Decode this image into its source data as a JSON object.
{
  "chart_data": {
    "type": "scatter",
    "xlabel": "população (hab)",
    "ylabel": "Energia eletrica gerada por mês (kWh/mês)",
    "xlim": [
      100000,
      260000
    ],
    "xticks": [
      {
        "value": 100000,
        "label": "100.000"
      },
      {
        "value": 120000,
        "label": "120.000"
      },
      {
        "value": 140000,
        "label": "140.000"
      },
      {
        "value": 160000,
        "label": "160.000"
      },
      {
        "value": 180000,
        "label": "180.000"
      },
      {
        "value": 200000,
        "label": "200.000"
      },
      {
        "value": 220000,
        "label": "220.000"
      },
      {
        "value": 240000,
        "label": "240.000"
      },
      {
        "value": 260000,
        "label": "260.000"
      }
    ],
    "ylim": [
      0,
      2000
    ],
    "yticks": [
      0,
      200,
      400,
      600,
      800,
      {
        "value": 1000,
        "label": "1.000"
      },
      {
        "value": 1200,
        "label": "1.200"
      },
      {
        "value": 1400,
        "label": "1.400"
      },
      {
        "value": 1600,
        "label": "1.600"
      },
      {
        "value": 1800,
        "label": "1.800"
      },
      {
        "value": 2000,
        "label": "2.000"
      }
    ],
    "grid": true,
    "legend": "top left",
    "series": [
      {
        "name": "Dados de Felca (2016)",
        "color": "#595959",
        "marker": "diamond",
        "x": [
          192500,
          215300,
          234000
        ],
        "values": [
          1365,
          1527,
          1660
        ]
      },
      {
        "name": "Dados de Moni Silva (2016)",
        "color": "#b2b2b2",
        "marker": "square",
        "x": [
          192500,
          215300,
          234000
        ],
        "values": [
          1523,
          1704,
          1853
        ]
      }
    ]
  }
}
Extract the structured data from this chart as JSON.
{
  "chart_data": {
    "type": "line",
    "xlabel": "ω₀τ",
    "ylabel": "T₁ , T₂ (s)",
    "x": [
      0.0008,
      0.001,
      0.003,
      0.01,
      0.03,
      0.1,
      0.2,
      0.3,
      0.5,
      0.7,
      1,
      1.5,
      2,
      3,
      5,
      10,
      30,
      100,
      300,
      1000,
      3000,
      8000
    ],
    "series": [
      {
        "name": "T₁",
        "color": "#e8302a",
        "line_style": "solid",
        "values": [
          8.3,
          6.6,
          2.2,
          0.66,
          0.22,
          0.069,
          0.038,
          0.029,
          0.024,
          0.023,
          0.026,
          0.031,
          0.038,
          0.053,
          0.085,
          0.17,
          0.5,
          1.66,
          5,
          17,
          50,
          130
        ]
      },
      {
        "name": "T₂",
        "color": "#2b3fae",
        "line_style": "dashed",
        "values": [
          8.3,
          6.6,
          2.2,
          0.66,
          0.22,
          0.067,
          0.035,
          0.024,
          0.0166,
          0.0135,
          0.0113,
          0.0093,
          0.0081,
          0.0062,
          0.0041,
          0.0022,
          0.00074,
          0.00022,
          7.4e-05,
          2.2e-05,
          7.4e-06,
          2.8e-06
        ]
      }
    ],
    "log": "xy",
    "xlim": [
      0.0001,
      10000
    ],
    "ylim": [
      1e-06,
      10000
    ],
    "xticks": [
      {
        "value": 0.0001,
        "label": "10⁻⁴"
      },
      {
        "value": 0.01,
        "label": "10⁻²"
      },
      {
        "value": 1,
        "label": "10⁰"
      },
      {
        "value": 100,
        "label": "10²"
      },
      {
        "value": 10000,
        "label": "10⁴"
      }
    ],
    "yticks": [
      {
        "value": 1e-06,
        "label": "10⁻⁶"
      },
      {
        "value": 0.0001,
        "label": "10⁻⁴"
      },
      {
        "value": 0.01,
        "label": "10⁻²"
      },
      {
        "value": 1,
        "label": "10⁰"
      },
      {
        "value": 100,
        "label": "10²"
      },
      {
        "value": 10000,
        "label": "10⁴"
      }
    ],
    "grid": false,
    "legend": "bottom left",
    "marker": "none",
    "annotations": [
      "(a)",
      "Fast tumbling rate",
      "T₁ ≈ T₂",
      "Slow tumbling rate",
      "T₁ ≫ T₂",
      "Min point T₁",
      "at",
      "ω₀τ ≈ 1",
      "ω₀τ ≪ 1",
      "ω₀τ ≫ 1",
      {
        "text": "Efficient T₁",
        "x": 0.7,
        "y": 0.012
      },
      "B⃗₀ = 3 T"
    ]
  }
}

+++

DO THIS
Every line above needs to be retyped exactly.

RESPONSE
Decode this image into its source data as a JSON object.
{
  "chart_data": {
    "type": "scatter",
    "xlabel": "população (hab)",
    "ylabel": "Energia eletrica gerada por mês (kWh/mês)",
    "xlim": [
      100000,
      260000
    ],
    "xticks": [
      {
        "value": 100000,
        "label": "100.000"
      },
      {
        "value": 120000,
        "label": "120.000"
      },
      {
        "value": 140000,
        "label": "140.000"
      },
      {
        "value": 160000,
        "label": "160.000"
      },
      {
        "value": 180000,
        "label": "180.000"
      },
      {
        "value": 200000,
        "label": "200.000"
      },
      {
        "value": 220000,
        "label": "220.000"
      },
      {
        "value": 240000,
        "label": "240.000"
      },
      {
        "value": 260000,
        "label": "260.000"
      }
    ],
    "ylim": [
      0,
      2000
    ],
    "yticks": [
      0,
      200,
      400,
      600,
      800,
      {
        "value": 1000,
        "label": "1.000"
      },
      {
        "value": 1200,
        "label": "1.200"
      },
      {
        "value": 1400,
        "label": "1.400"
      },
      {
        "value": 1600,
        "label": "1.600"
      },
      {
        "value": 1800,
        "label": "1.800"
      },
      {
        "value": 2000,
        "label": "2.000"
      }
    ],
    "grid": true,
    "legend": "top left",
    "series": [
      {
        "name": "Dados de Felca (2016)",
        "color": "#595959",
        "marker": "diamond",
        "x": [
          192500,
          215300,
          234000
        ],
        "values": [
          1365,
          1527,
          1660
        ]
      },
      {
        "name": "Dados de Moni Silva (2016)",
        "color": "#b2b2b2",
        "marker": "square",
        "x": [
          192500,
          215300,
          234000
        ],
        "values": [
          1523,
          1704,
          1853
        ]
      }
    ]
  }
}
Extract the structured data from this chart as JSON.
{
  "chart_data": {
    "type": "line",
    "xlabel": "ω₀τ",
    "ylabel": "T₁ , T₂ (s)",
    "x": [
      0.0008,
      0.001,
      0.003,
      0.01,
      0.03,
      0.1,
      0.2,
      0.3,
      0.5,
      0.7,
      1,
      1.5,
      2,
      3,
      5,
      10,
      30,
      100,
      300,
      1000,
      3000,
      8000
    ],
    "series": [
      {
        "name": "T₁",
        "color": "#e8302a",
        "line_style": "solid",
        "values": [
          8.3,
          6.6,
          2.2,
          0.66,
          0.22,
          0.069,
          0.038,
          0.029,
          0.024,
          0.023,
          0.026,
          0.031,
          0.038,
          0.053,
          0.085,
          0.17,
          0.5,
          1.66,
          5,
          17,
          50,
          130
        ]
      },
      {
        "name": "T₂",
        "color": "#2b3fae",
        "line_style": "dashed",
        "values": [
          8.3,
          6.6,
          2.2,
          0.66,
          0.22,
          0.067,
          0.035,
          0.024,
          0.0166,
          0.0135,
          0.0113,
          0.0093,
          0.0081,
          0.0062,
          0.0041,
          0.0022,
          0.00074,
          0.00022,
          7.4e-05,
          2.2e-05,
          7.4e-06,
          2.8e-06
        ]
      }
    ],
    "log": "xy",
    "xlim": [
      0.0001,
      10000
    ],
    "ylim": [
      1e-06,
      10000
    ],
    "xticks": [
      {
        "value": 0.0001,
        "label": "10⁻⁴"
      },
      {
        "value": 0.01,
        "label": "10⁻²"
      },
      {
        "value": 1,
        "label": "10⁰"
      },
      {
        "value": 100,
        "label": "10²"
      },
      {
        "value": 10000,
        "label": "10⁴"
      }
    ],
    "yticks": [
      {
        "value": 1e-06,
        "label": "10⁻⁶"
      },
      {
        "value": 0.0001,
        "label": "10⁻⁴"
      },
      {
        "value": 0.01,
        "label": "10⁻²"
      },
      {
        "value": 1,
        "label": "10⁰"
      },
      {
        "value": 100,
        "label": "10²"
      },
      {
        "value": 10000,
        "label": "10⁴"
      }
    ],
    "grid": false,
    "legend": "bottom left",
    "marker": "none",
    "annotations": [
      "(a)",
      "Fast tumbling rate",
      "T₁ ≈ T₂",
      "Slow tumbling rate",
      "T₁ ≫ T₂",
      "Min point T₁",
      "at",
      "ω₀τ ≈ 1",
      "ω₀τ ≪ 1",
      "ω₀τ ≫ 1",
      {
        "text": "Efficient T₁",
        "x": 0.7,
        "y": 0.012
      },
      "B⃗₀ = 3 T"
    ]
  }
}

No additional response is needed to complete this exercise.